* [THE TASK] Copy each line exactly. Leave nothing out.

Dataset items:

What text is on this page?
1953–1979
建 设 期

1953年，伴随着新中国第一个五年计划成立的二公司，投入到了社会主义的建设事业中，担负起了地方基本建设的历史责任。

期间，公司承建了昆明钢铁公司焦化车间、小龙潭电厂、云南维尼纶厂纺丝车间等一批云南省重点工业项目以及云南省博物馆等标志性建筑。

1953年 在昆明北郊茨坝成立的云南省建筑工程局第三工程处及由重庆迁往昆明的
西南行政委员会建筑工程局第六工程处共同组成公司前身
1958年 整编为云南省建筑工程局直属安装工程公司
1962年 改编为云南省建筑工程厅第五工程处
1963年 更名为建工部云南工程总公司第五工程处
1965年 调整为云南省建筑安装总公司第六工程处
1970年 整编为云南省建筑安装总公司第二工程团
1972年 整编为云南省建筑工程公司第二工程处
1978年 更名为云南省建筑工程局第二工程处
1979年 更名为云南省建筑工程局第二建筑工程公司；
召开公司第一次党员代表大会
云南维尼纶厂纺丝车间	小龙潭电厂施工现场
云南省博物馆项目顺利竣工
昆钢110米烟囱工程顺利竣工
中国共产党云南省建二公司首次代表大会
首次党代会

* [RESULT OF THE EXERCISE]
What text is on this page?
1953–1979
建 设 期

1953年，伴随着新中国第一个五年计划成立的二公司，投入到了社会主义的建设事业中，担负起了地方基本建设的历史责任。

期间，公司承建了昆明钢铁公司焦化车间、小龙潭电厂、云南维尼纶厂纺丝车间等一批云南省重点工业项目以及云南省博物馆等标志性建筑。

1953年 在昆明北郊茨坝成立的云南省建筑工程局第三工程处及由重庆迁往昆明的
西南行政委员会建筑工程局第六工程处共同组成公司前身
1958年 整编为云南省建筑工程局直属安装工程公司
1962年 改编为云南省建筑工程厅第五工程处
1963年 更名为建工部云南工程总公司第五工程处
1965年 调整为云南省建筑安装总公司第六工程处
1970年 整编为云南省建筑安装总公司第二工程团
1972年 整编为云南省建筑工程公司第二工程处
1978年 更名为云南省建筑工程局第二工程处
1979年 更名为云南省建筑工程局第二建筑工程公司；
召开公司第一次党员代表大会
云南维尼纶厂纺丝车间	小龙潭电厂施工现场
云南省博物馆项目顺利竣工
昆钢110米烟囱工程顺利竣工
中国共产党云南省建二公司首次代表大会
首次党代会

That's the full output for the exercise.